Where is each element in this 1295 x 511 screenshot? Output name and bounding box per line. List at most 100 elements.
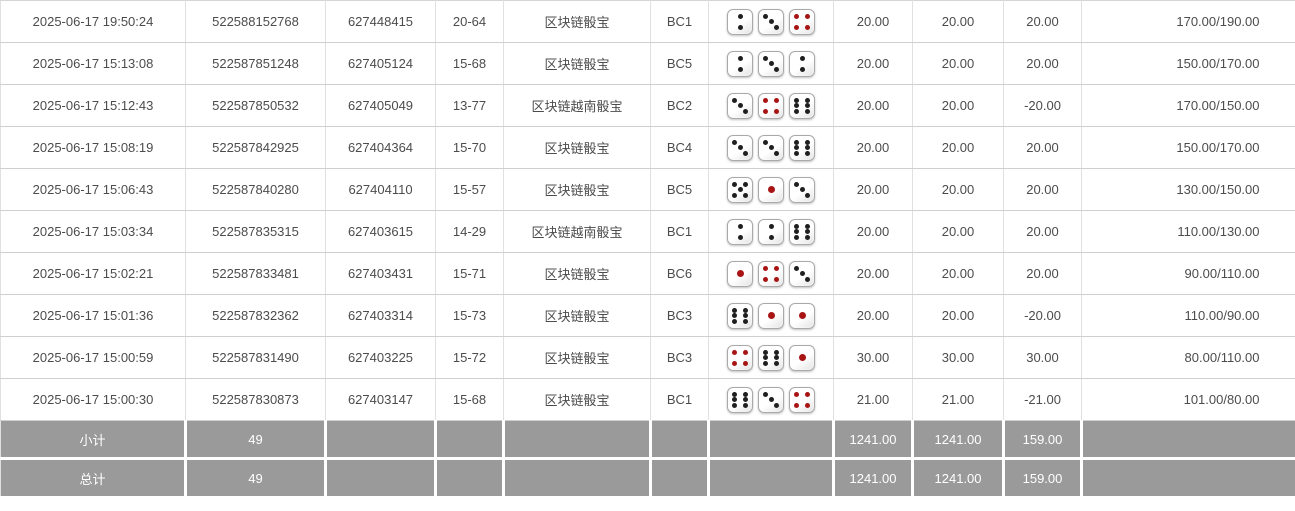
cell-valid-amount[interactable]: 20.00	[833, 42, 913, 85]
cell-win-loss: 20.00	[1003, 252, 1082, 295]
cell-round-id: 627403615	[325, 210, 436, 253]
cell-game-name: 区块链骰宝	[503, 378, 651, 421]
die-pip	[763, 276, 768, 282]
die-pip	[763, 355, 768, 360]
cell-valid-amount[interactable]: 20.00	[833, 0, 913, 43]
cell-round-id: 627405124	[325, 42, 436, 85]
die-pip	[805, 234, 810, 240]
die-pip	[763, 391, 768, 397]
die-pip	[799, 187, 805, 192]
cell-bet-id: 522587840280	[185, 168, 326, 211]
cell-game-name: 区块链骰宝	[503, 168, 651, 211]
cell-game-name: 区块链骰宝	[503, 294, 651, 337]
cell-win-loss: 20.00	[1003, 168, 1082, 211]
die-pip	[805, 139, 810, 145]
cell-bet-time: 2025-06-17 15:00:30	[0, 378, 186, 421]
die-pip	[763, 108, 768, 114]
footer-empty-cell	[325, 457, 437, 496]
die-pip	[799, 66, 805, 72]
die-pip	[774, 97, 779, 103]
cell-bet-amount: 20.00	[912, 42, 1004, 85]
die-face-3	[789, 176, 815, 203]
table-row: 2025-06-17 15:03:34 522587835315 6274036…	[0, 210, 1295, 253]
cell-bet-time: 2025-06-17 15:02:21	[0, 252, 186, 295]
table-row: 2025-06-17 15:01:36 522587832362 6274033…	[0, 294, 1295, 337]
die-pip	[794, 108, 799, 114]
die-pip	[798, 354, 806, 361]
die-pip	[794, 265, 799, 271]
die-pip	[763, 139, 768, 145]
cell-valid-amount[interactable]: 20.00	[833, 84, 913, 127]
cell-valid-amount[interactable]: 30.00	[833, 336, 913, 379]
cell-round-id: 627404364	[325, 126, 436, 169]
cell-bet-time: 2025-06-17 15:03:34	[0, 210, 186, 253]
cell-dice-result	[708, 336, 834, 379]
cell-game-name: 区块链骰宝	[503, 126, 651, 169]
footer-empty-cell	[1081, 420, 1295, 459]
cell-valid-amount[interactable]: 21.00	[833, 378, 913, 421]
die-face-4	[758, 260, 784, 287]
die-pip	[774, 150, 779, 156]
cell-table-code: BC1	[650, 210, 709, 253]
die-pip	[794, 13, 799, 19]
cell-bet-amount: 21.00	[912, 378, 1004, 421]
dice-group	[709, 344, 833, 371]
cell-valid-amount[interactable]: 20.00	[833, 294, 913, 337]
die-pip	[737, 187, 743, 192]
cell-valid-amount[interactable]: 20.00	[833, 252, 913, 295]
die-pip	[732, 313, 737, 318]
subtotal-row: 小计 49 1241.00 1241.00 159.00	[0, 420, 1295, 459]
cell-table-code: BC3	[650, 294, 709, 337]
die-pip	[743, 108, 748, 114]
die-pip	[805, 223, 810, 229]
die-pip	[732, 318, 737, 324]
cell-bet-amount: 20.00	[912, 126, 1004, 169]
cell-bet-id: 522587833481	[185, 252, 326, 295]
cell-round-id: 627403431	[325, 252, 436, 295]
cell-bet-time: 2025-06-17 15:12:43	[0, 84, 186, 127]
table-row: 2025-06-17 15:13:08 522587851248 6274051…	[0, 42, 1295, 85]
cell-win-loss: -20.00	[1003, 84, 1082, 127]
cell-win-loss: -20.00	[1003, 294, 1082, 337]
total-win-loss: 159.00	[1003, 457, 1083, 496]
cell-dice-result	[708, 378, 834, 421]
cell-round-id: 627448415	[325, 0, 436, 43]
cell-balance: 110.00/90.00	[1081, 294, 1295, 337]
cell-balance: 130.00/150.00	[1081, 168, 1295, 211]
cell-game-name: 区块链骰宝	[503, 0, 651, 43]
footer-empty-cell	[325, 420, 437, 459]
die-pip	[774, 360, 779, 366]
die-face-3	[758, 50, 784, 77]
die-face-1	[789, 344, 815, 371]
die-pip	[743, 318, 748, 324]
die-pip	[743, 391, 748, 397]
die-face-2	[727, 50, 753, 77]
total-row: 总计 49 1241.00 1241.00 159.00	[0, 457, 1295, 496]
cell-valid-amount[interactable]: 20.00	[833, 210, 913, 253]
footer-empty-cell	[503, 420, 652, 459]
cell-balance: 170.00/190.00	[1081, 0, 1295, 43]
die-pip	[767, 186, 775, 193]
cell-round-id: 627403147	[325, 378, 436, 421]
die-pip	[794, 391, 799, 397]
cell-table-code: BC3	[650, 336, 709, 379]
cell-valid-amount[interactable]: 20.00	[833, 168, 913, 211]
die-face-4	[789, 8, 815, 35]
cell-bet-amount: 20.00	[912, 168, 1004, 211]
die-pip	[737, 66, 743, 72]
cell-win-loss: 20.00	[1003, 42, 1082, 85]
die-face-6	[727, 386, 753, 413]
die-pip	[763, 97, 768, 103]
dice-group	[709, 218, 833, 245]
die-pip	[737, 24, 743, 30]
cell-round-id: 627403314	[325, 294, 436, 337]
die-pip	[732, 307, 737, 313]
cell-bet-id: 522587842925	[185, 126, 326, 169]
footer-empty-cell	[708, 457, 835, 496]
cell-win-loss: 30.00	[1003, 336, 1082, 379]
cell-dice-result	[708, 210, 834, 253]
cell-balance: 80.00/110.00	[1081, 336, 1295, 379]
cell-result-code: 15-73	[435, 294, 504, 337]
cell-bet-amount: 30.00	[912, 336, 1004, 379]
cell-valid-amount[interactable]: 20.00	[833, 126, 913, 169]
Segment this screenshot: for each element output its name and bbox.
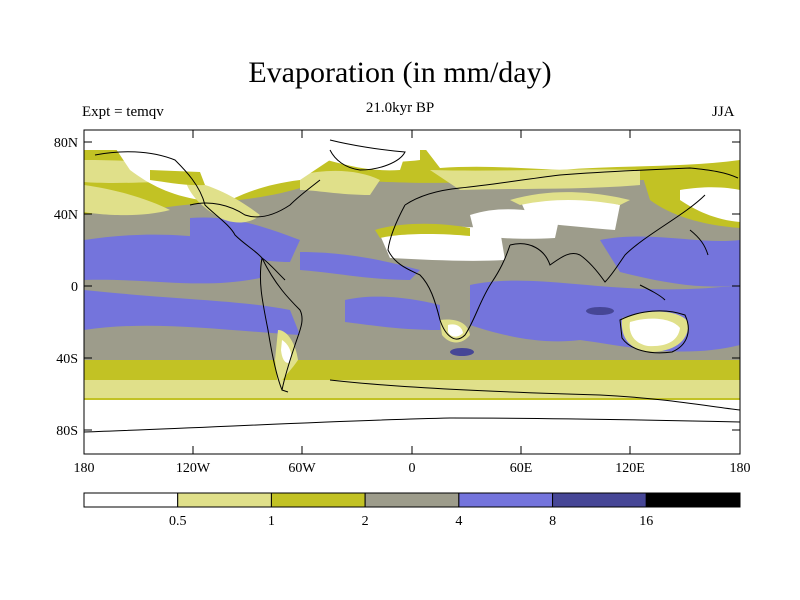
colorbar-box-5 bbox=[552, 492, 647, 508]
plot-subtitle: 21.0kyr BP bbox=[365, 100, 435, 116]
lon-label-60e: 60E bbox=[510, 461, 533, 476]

WHAT THE TASK ASKS: Copy out in full every line of the material above that contains the string "code".

ANSWER BELOW:
cell-table-code: BC1	[650, 210, 709, 253]
cell-table-code: BC3	[650, 294, 709, 337]
cell-table-code: BC3	[650, 336, 709, 379]
cell-result-code: 15-73	[435, 294, 504, 337]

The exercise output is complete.